Examine each line of the data. Copy those that contain the string "title".

— START OF EXCERPTED RECORDS —

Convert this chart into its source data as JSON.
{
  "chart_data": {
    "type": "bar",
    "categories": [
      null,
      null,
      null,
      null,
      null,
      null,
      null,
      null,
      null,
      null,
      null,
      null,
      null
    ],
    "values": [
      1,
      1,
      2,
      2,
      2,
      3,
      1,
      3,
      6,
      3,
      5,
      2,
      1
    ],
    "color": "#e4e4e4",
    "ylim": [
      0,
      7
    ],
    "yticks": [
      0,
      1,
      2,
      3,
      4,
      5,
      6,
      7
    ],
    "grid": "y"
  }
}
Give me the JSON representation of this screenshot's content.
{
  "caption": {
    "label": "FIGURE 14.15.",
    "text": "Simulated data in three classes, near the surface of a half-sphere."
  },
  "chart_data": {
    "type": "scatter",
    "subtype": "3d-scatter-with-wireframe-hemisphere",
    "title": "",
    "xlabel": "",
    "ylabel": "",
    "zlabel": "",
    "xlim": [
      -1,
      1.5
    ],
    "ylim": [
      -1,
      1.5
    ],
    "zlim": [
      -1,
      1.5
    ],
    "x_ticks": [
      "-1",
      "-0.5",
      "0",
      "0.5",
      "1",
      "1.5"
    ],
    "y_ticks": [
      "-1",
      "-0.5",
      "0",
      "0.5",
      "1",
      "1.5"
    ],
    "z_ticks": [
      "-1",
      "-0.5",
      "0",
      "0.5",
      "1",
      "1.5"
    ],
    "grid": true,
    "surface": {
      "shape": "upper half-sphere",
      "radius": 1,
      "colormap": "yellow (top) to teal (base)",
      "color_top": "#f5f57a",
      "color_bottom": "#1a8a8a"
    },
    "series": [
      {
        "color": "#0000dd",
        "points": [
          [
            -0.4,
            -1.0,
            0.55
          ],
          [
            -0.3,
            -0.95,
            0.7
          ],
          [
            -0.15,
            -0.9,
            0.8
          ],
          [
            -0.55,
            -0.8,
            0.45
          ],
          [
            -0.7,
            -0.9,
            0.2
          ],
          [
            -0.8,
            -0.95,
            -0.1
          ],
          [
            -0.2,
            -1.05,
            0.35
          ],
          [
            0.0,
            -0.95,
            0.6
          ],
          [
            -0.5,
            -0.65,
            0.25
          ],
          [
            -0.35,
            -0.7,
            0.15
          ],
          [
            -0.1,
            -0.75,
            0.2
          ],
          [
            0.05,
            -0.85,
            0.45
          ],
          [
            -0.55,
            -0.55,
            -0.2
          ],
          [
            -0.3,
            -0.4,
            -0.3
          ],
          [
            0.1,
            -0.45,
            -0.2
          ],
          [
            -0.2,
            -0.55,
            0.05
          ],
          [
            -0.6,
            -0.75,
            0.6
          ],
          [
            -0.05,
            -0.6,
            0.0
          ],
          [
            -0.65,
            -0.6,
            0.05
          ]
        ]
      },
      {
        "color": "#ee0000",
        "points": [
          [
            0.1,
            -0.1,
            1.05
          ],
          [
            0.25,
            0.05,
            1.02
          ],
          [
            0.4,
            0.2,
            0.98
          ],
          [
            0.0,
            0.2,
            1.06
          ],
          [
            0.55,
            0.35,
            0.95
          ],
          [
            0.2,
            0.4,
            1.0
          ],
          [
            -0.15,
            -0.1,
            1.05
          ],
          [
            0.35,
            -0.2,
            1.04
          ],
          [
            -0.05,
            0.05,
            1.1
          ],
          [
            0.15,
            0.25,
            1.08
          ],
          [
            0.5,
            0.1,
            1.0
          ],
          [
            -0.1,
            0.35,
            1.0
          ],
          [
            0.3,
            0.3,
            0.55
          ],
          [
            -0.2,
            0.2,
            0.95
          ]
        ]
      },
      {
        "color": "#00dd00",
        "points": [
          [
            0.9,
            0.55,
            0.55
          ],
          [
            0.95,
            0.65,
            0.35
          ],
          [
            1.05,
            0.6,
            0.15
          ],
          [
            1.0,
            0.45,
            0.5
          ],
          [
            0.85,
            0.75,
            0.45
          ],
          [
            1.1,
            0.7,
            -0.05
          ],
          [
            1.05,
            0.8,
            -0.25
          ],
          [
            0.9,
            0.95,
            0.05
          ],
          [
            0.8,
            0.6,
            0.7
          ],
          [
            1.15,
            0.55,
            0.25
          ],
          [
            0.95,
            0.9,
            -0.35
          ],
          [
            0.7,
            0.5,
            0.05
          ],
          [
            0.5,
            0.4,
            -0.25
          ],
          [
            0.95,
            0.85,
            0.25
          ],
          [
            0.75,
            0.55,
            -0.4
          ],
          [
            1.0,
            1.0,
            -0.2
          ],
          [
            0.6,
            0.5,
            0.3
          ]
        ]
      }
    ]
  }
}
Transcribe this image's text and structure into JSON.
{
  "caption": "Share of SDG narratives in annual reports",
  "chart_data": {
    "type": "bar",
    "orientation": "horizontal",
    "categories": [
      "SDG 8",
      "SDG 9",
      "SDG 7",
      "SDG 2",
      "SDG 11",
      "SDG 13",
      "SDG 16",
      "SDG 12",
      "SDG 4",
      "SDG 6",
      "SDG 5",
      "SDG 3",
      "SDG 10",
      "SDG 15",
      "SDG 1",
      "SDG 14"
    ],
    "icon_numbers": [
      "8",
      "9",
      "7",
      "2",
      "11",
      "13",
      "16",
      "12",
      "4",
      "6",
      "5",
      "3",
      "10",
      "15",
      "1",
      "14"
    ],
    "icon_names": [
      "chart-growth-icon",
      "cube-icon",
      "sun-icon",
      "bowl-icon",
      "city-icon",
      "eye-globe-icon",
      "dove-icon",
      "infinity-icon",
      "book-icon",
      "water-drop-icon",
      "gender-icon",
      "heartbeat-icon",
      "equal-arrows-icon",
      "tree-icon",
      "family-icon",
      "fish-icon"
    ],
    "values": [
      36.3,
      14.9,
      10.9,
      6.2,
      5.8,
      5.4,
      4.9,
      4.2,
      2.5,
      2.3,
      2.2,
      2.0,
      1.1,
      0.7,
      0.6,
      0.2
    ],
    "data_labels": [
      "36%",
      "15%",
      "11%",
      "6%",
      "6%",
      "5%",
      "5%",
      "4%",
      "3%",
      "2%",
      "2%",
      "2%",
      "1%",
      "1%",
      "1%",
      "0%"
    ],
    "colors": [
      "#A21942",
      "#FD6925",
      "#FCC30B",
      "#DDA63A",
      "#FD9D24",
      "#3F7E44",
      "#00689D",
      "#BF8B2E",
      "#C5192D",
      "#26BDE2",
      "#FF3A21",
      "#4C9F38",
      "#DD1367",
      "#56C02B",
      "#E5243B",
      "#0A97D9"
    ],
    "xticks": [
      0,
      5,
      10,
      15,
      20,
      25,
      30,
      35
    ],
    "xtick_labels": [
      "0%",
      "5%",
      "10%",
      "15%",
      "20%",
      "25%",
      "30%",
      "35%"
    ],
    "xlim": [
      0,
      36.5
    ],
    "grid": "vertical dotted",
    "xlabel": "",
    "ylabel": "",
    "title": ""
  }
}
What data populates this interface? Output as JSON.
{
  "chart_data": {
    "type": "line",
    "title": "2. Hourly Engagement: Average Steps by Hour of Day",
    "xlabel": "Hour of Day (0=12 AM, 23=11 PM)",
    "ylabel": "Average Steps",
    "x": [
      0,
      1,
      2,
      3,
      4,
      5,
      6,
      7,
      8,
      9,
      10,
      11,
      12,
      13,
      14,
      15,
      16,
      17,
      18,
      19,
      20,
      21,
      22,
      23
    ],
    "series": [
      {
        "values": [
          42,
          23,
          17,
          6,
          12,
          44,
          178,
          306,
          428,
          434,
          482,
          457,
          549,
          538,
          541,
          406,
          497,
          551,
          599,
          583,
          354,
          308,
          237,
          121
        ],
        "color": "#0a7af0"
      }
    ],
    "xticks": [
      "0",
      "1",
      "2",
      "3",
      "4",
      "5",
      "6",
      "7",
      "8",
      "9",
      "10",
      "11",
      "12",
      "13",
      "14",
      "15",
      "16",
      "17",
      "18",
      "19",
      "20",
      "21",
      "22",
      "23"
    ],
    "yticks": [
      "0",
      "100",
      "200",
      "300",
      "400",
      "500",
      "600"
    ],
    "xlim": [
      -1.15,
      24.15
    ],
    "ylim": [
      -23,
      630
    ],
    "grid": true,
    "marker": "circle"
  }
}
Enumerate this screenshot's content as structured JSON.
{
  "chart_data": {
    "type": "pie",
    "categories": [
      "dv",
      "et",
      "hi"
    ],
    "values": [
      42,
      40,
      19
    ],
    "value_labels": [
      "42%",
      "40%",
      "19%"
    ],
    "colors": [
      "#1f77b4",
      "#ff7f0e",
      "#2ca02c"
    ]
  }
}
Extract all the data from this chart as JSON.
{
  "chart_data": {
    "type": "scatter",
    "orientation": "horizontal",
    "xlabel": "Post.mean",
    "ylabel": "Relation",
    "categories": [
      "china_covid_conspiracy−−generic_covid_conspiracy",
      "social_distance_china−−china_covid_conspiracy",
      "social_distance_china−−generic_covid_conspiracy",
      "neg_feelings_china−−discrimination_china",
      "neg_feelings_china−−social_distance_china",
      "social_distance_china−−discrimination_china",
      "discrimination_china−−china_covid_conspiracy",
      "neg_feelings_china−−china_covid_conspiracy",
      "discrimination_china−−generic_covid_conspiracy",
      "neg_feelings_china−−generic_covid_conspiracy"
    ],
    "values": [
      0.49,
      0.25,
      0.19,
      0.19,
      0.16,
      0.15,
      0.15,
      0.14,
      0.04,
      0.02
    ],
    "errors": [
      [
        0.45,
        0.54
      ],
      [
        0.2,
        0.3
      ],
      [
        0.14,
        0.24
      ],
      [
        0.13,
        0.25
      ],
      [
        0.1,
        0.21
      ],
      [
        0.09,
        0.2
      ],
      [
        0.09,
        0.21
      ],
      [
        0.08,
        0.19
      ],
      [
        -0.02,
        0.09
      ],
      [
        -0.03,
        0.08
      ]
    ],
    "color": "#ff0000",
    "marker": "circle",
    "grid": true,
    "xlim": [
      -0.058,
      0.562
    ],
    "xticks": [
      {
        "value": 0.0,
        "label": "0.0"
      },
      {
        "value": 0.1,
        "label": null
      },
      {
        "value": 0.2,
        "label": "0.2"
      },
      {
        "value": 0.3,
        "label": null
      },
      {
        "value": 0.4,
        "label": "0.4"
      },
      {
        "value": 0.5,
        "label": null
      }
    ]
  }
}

— END OF EXCERPTED RECORDS —

FULL RESPONSE:
    "title": "",
    "title": ""
    "title": "2. Hourly Engagement: Average Steps by Hour of Day",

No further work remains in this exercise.